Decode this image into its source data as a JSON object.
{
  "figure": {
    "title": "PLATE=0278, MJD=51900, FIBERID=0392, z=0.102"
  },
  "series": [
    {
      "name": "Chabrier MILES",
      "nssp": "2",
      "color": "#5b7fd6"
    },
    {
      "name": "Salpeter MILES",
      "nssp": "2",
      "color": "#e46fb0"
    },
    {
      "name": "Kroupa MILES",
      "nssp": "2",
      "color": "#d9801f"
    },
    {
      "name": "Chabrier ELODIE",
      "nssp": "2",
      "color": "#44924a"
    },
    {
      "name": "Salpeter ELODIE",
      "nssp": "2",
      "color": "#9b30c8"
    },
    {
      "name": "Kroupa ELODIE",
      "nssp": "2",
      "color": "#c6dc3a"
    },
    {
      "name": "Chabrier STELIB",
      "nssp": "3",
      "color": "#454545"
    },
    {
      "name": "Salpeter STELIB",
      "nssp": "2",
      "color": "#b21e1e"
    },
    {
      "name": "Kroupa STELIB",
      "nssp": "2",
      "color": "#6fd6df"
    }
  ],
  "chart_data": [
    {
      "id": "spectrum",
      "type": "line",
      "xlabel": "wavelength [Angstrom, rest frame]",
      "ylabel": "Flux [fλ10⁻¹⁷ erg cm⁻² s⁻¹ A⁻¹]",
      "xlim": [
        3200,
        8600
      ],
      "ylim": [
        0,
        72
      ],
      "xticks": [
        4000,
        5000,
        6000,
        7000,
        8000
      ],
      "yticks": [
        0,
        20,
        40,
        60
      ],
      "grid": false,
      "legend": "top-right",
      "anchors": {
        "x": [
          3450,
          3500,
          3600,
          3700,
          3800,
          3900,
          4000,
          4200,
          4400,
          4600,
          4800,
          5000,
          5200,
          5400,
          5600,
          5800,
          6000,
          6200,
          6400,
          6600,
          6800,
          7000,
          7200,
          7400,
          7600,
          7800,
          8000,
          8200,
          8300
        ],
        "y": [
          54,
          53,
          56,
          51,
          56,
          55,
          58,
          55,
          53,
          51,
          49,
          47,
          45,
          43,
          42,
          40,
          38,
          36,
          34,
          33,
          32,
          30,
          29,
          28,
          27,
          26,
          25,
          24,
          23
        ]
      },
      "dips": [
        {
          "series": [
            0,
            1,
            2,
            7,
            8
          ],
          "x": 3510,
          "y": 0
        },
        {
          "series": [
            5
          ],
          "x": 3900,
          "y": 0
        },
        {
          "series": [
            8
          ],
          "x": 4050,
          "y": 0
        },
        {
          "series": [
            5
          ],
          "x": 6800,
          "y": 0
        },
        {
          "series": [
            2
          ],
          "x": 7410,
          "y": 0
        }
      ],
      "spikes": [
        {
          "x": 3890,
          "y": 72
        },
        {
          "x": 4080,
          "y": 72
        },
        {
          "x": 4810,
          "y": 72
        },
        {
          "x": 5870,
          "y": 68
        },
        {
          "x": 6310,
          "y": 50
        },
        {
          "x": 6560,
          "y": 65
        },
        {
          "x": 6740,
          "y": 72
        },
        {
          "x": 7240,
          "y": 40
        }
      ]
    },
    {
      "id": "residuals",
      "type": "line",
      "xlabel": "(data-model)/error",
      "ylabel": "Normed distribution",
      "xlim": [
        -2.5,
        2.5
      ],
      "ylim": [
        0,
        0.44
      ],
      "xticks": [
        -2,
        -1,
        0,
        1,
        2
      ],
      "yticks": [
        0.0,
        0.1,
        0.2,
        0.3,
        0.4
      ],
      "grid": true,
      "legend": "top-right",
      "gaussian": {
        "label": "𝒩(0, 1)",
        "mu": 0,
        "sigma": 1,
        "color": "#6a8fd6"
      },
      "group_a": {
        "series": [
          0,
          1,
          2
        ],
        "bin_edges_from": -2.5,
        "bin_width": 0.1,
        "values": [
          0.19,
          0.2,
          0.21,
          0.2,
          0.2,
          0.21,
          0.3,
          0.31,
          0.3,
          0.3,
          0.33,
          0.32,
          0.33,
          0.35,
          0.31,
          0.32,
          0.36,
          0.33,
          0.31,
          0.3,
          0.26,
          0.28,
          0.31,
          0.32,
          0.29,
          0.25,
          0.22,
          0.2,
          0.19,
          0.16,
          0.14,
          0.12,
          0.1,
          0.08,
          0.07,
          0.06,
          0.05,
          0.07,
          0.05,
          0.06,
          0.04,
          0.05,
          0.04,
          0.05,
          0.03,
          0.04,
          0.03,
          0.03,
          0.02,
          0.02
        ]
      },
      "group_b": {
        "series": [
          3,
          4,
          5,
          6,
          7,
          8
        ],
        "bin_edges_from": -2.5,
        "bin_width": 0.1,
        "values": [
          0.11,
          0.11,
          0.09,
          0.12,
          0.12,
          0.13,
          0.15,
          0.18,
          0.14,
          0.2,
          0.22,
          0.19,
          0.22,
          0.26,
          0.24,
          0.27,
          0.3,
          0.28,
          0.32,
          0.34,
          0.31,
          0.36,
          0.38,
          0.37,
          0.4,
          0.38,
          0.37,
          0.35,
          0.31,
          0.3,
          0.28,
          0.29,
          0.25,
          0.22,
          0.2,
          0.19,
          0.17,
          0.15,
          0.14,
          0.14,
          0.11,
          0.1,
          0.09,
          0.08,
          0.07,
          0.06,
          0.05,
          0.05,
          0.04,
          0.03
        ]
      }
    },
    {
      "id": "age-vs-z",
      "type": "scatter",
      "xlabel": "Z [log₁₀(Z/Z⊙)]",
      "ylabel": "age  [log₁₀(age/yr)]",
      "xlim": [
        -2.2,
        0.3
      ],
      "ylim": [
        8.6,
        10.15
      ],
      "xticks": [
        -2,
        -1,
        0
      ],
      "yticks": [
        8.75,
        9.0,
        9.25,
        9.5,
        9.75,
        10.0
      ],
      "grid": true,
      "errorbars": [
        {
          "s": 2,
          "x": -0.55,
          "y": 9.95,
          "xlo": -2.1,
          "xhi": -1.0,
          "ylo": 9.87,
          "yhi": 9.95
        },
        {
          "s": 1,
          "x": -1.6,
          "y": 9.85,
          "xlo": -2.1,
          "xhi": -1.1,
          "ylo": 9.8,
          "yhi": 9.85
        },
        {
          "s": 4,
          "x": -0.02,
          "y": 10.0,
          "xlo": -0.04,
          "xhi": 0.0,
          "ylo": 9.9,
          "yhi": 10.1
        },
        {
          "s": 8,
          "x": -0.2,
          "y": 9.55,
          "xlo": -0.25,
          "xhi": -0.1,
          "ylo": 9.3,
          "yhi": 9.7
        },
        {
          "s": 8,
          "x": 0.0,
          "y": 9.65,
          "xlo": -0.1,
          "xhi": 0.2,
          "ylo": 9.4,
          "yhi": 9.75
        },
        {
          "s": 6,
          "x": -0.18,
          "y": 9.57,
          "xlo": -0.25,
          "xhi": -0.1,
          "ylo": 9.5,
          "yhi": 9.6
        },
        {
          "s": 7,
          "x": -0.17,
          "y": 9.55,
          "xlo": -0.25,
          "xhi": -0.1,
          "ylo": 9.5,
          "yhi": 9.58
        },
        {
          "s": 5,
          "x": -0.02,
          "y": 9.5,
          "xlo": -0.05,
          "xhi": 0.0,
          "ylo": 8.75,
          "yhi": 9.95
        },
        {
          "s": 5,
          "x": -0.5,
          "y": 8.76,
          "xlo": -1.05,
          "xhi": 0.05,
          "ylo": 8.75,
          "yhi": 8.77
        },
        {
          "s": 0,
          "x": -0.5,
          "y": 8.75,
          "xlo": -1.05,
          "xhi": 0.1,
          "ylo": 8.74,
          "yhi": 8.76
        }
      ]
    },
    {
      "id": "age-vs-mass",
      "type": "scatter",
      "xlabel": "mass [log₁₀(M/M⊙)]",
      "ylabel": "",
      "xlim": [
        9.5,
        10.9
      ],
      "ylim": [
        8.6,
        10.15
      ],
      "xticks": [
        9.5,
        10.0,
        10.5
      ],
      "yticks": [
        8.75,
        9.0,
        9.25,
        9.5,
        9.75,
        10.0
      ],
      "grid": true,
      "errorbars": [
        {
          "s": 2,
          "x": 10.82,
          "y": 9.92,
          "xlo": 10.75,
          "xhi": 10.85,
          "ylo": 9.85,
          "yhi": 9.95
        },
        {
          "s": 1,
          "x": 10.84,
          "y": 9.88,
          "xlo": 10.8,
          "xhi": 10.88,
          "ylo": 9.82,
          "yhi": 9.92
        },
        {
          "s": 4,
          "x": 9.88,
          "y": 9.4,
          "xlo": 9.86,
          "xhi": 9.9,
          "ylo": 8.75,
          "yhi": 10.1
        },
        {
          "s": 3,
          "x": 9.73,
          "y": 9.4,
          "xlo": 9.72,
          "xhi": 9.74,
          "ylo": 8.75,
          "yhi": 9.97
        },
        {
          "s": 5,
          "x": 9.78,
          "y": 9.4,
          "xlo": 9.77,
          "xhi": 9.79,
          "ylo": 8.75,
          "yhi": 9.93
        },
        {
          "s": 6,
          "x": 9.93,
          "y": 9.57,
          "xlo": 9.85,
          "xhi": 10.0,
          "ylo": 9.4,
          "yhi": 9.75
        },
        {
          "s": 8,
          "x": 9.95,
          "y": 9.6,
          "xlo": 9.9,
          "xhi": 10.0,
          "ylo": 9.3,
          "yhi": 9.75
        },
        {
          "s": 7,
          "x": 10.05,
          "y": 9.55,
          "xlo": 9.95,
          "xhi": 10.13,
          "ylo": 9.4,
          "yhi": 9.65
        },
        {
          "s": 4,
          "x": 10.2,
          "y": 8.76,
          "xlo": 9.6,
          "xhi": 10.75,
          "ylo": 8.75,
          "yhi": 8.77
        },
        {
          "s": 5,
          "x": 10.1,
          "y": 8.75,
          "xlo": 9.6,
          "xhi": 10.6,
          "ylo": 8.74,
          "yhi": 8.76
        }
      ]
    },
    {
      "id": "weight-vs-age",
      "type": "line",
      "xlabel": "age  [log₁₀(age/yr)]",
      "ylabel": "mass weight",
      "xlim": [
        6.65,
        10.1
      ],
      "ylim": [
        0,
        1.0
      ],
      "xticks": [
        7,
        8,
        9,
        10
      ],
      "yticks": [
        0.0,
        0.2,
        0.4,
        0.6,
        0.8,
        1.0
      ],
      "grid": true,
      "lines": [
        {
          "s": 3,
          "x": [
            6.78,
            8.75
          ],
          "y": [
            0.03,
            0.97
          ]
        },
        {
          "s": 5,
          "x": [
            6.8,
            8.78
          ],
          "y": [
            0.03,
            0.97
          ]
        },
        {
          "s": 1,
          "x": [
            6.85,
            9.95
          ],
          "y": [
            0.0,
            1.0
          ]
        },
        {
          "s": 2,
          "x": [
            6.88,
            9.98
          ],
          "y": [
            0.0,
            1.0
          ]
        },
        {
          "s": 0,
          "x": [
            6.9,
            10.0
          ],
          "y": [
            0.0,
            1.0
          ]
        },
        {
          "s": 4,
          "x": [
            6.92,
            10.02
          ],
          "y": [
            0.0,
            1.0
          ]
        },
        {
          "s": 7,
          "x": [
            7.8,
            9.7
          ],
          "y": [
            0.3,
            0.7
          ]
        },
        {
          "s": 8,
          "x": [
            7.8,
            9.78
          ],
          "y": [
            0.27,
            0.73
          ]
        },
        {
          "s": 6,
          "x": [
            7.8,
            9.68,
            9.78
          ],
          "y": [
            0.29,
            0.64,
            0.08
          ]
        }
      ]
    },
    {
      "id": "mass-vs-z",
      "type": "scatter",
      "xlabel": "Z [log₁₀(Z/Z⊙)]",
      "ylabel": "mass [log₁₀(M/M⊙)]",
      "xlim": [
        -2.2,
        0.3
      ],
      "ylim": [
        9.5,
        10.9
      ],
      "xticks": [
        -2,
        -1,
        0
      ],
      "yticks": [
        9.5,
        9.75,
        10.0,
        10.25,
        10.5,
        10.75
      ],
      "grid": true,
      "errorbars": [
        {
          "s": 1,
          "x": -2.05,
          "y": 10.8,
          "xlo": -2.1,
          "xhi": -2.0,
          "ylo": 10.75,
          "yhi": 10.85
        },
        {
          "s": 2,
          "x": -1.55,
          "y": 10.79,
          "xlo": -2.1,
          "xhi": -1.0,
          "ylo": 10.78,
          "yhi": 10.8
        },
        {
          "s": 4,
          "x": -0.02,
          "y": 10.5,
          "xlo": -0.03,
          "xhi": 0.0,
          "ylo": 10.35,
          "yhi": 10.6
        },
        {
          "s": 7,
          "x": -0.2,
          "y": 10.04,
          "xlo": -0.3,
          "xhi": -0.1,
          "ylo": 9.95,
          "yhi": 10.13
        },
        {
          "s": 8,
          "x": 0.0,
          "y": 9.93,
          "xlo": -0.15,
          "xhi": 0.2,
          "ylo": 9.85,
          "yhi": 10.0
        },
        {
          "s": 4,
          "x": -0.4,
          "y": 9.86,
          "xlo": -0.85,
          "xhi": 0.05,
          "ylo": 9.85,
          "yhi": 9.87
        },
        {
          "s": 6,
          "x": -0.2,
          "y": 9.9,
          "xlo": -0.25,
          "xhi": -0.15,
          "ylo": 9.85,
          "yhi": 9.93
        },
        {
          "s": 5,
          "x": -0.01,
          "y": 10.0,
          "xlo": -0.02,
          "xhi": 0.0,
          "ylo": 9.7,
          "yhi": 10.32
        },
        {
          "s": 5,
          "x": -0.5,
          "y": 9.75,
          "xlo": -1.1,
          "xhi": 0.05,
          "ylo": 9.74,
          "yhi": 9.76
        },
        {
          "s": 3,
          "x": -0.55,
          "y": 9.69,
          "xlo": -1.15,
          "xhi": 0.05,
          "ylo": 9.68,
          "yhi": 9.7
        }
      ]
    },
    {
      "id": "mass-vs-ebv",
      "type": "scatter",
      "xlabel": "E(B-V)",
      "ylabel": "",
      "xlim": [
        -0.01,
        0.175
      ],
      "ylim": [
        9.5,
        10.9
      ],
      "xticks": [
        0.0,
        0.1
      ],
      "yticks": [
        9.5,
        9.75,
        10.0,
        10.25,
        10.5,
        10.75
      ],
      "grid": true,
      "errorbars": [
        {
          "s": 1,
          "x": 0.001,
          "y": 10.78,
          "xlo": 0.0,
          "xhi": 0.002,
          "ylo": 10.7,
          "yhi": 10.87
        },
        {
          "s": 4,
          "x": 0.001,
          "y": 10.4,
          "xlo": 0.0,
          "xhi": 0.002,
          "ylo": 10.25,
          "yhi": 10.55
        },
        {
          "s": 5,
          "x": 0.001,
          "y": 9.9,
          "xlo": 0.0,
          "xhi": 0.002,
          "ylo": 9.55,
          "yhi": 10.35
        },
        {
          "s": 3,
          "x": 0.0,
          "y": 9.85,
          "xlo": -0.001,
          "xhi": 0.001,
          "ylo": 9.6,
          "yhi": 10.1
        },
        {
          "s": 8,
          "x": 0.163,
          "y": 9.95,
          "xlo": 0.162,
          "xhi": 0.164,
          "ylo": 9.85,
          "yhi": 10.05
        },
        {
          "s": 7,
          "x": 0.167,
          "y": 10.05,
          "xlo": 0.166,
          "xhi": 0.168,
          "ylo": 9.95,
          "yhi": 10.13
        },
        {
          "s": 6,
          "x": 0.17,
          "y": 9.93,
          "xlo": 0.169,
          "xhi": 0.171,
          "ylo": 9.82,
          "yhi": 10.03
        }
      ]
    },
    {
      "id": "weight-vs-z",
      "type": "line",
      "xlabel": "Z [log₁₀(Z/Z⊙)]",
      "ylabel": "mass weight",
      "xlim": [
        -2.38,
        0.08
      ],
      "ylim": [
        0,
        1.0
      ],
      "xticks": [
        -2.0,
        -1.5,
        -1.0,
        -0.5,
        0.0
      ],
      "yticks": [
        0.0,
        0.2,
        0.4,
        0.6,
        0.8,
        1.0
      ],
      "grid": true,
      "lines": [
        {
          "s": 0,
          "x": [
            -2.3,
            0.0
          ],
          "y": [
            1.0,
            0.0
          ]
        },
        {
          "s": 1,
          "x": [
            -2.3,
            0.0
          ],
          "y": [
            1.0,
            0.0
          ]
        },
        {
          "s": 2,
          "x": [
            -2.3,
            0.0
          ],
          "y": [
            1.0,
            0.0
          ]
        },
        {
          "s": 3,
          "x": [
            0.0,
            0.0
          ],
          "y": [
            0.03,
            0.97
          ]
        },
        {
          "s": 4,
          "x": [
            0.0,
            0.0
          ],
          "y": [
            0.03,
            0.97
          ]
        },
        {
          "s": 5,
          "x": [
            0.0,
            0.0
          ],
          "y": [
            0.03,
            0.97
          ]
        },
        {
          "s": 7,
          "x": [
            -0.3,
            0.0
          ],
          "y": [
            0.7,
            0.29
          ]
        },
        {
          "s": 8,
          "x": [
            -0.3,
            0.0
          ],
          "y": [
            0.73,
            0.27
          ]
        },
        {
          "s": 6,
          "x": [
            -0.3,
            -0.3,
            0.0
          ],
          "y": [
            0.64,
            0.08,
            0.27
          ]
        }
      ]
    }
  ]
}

--------

(Instruction): Exactly how many lines contain "STELIB"? State the number and nothing else.

(Final answer): 3